New cases per 100,000 population, 7-day rolling average.
New hospitalizations per 100,000 population 7 day rolling average.
No. of times the best practice advisory fired for ordering a SARS-CoV-2 PCR on second day of hospital admission
No. of signed orders for SARS-CoV-2 PCR tests on second day of hospital admission.
Number of patients eligible/available for testing based on inpatient census.
Expected testing efficiency = the proportion of SARS-CoV-2–positive cases identified out of all individuals tested (cases detected per test); also P2.
NNT = 1/Efficiency.
Yield = total number of cases under a given testing strategy (eligible population × efficiency).
HO-COVID-19 = hospital-onset infections per 1,000 non–COVID-19 patient days; also P1.
P1, case rate identified by existing methods = nosocomial infection rate used as surrogate for established strategy (a single admission PCR) as surrogate. P2, case rate using new testing strategy (a repeat PCR on day 2).
NNB = 1/(P2 – P1).
Cd, NNT × $50 in USD.
Fig. 1.
Positivity and hospitalization rates versus cost and benefit. Note. % Positive, % positive tests 7 day rolling average; Hospital, new hospitalizations per 100k population 7 day rolling average; NNB, number needed to benefit; $ cost (×10) = cost in USD ×10.

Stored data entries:
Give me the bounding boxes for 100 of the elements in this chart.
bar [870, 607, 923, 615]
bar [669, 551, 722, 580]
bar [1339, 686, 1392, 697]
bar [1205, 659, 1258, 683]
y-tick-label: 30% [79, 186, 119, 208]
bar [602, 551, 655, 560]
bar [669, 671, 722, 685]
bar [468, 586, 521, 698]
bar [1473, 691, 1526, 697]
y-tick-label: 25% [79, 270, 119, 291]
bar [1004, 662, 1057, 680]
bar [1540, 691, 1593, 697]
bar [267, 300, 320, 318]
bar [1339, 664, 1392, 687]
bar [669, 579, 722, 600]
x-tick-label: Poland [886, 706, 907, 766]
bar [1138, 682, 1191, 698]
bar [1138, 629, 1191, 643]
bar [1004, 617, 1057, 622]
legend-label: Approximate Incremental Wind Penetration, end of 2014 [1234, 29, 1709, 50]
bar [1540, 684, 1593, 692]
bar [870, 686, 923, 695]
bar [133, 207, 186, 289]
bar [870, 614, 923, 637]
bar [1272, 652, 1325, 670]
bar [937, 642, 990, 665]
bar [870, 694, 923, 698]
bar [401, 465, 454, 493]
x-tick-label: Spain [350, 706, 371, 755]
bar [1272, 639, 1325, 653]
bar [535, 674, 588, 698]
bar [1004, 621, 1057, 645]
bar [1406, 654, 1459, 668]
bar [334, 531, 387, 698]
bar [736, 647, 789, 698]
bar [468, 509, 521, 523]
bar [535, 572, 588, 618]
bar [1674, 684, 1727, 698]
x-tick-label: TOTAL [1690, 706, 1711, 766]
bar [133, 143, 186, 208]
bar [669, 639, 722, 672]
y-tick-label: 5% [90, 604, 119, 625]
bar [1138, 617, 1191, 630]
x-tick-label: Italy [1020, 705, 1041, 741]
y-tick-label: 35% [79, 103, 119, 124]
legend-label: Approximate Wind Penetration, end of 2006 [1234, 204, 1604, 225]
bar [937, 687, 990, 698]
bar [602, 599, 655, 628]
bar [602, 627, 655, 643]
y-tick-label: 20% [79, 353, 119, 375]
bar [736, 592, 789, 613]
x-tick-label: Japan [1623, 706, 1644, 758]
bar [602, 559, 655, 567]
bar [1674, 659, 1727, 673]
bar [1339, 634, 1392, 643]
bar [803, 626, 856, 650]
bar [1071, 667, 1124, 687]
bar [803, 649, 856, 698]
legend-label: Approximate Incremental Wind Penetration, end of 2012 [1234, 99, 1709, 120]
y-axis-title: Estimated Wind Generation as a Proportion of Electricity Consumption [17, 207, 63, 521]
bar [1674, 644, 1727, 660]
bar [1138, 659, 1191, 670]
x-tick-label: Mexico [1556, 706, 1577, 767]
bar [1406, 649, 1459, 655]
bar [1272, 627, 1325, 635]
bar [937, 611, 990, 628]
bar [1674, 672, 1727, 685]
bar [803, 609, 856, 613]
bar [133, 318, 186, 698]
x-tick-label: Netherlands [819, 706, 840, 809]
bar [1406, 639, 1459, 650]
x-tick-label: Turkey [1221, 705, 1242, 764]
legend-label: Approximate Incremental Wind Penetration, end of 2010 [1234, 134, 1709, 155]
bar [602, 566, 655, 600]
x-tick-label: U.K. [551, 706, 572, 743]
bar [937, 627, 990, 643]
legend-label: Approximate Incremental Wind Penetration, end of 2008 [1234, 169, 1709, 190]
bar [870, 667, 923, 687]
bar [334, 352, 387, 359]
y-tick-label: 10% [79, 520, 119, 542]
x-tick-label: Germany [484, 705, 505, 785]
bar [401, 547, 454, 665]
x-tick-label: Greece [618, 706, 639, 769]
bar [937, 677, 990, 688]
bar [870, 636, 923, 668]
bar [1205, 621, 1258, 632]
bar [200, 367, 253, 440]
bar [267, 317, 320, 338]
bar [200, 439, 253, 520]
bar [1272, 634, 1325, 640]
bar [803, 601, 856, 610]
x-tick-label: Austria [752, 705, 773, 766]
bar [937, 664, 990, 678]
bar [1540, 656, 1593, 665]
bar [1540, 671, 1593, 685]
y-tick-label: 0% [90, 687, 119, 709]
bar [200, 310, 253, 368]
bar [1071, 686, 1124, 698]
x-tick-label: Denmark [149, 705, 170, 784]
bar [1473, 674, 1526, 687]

APPLY WHAT YOU READ:
#1 Do these statements agree with the SARS-CoV-2 testing notes? Answer yes or no for each, and quote the deciding words. (a) NNT is defined as 1 divided by efficiency. (b) Hospital-onset infections are counted per 100,000 patient days. (c) Cd is NNT multiplied by $50 in USD.
#2 Can you resume the SARS-CoV-2 testing notes after their last sentence?

ANSWERS TO THE EXERCISES:
#1
(a) Yes: "NNT = 1/Efficiency."
(b) No: "hospital-onset infections per 1,000 non–COVID-19 patient days"
(c) Yes: "Cd, NNT × $50 in USD."

#2
Healthcare system–level COVID-19 indicators, including the number of electronic reminders, the number of signed orders, and detection rates, are presented in Table 1. The mean monthly number of times the electronic reminder was triggered in patients’ charts and resulted in an order was 20,202 (range, 2,887–21,844), or 9.4% of the time. The 3 most common reasons for a day-2 order not resulting were (1) not part of treatment team, (2) patient will be discharged within 24 hours, and (3) patient refused test. Also, >90% of the repeated PCR tests were performed between inpatient days 2 and 4. The mean turnaround time for PCR results was 16.5 hours.
The diagnostic and financial impacts of the new testing strategy are presented in Table 1 and Figure 1. Testing efficiency ranged from 0.002% to 0.064%. The number needed to test ranged from 16 to 588. Cost per additional detection ranged from $800 to $29,400, and the number needed to benefit ranged from 16 to 769. Of the 3 community-level indicators evaluated, only the number of new hospitalizations was associated (negatively) with the number needed to benefit and the cost per additional detection (P = .04; adjusted R 2, 0.35 and P = .03; adjusted R 2, 0.39, respectively).
Discussion
The benefit and cost of a repeated RT-PCR testing on or after the second day of admission compared to a single admission test fluctuated as community prevalences and vaccination rates changed. Our healthcare system that has a mean daily census of 1000, and a mean length of stay of 5 days. Thus, applying these testing strategy performance characteristics (efficiency, <1%–9%) to day 2 testing could detect <10–90 HO–COVID-19 cases per month that would have otherwise been missed. These direct costs may seem excessive, but they are offset by having prevented additional nosocomial COVID-19 hospital days, staff exposures with the corresponding workforce effects, and additional morbidity and mortality.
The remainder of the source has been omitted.